--- start ---

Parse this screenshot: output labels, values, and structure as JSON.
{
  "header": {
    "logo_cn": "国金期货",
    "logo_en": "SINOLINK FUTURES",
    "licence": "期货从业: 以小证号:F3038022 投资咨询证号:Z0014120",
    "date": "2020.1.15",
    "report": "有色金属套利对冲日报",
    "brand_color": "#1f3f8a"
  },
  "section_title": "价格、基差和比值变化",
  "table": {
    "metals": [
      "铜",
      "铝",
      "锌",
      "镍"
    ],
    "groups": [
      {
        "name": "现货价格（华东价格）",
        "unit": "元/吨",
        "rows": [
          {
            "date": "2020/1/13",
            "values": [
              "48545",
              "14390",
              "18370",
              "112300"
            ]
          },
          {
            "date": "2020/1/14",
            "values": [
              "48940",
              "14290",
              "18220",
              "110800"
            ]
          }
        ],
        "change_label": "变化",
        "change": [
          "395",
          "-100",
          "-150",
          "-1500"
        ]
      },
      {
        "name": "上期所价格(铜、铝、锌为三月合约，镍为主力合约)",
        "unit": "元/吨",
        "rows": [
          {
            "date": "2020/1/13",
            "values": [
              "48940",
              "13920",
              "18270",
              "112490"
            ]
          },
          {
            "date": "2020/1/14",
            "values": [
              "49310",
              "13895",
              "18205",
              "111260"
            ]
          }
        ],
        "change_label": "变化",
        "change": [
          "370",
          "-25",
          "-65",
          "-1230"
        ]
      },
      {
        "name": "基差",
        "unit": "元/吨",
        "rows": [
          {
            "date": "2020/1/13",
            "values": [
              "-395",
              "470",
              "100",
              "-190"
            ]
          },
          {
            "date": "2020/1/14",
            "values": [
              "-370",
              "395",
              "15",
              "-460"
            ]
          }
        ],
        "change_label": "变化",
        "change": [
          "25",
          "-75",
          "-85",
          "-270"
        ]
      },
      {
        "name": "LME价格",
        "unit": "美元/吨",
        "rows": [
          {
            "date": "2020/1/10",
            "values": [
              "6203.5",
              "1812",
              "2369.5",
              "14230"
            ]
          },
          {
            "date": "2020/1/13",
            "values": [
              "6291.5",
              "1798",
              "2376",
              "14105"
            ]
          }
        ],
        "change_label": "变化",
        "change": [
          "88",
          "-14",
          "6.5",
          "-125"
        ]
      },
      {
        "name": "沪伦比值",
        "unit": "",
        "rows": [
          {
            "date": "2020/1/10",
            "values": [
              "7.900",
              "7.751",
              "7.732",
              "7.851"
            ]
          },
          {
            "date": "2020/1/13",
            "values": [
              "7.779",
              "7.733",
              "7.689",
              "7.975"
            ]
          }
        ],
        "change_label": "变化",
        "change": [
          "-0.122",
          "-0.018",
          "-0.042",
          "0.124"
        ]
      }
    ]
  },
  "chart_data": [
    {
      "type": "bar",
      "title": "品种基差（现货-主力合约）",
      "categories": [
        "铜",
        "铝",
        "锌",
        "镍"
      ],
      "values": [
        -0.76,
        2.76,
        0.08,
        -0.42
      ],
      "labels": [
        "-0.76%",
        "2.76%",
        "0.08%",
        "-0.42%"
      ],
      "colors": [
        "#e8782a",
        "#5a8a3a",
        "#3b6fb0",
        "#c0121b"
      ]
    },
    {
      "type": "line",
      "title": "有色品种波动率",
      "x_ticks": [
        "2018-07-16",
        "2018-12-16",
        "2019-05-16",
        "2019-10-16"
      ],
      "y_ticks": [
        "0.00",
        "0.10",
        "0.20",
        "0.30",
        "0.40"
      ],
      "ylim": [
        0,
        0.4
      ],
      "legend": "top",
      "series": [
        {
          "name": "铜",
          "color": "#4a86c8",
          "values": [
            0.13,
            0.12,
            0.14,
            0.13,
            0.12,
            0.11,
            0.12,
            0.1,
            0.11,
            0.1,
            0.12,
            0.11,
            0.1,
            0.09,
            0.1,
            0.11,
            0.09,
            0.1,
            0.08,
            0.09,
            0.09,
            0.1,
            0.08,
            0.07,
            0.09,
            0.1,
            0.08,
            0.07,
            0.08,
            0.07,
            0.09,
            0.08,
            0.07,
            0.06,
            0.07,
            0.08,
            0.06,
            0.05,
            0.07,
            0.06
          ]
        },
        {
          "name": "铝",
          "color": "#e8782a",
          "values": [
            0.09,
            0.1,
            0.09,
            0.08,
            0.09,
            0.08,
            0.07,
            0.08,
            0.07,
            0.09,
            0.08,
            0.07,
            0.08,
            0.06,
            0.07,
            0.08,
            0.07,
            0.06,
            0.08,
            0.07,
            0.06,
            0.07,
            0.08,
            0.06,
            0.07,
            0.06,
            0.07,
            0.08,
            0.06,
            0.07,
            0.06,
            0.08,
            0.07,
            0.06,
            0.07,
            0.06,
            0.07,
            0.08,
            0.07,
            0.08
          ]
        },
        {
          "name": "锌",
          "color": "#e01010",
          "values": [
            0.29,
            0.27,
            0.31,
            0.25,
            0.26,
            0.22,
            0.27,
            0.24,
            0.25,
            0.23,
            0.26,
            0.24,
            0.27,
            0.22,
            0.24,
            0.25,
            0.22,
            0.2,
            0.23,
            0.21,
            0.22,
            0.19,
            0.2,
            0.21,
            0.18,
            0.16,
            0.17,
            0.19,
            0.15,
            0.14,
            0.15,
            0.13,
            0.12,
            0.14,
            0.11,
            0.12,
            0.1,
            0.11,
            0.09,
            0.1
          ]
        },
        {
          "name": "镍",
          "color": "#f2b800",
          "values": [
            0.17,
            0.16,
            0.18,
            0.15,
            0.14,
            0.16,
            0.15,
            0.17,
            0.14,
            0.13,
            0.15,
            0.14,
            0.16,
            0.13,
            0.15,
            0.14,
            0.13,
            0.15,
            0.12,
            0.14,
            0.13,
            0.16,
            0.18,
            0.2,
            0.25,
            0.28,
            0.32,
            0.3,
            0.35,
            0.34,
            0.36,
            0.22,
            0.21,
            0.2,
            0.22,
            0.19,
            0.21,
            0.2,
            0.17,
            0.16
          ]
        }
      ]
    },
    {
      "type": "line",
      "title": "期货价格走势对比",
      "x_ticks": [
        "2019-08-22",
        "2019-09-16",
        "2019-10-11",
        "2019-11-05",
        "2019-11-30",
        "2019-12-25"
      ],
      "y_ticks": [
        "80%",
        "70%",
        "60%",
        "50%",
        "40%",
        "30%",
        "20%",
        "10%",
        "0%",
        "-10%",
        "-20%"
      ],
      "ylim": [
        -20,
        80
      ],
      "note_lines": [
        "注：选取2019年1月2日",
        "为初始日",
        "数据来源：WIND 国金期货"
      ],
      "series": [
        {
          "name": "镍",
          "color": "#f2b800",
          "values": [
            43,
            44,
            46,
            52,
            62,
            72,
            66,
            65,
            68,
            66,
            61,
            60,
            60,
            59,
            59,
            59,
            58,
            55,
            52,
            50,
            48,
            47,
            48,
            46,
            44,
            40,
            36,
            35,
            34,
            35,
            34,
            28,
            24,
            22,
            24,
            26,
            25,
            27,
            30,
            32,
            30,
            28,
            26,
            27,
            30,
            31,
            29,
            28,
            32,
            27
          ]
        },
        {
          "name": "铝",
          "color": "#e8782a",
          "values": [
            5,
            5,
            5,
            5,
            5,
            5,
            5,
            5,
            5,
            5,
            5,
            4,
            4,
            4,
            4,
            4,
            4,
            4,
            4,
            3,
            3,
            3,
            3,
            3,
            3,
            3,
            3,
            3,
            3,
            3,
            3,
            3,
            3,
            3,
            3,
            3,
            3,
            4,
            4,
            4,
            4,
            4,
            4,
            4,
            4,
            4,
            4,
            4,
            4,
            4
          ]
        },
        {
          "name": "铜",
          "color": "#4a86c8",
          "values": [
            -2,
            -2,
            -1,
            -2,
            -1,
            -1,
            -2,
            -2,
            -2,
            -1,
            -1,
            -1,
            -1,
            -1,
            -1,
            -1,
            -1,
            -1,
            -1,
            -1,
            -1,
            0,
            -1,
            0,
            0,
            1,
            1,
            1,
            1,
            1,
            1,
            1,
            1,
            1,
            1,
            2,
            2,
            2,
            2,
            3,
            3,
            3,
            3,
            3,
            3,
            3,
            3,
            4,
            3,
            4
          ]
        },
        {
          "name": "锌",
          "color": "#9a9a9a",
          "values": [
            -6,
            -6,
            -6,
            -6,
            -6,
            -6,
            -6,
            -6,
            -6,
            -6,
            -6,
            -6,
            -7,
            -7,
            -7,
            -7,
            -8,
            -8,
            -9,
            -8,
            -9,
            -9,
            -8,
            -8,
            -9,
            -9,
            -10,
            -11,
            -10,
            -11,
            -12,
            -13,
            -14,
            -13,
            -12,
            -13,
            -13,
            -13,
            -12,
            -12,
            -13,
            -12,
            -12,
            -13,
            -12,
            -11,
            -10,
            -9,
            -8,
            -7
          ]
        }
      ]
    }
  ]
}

--- end ---

- AIM OF THE EXERCISE: Gather and return every line that holds the string "labels".

- COMPLETED TASK:
Parse this screenshot: output labels, values, and structure as JSON.
      "labels": [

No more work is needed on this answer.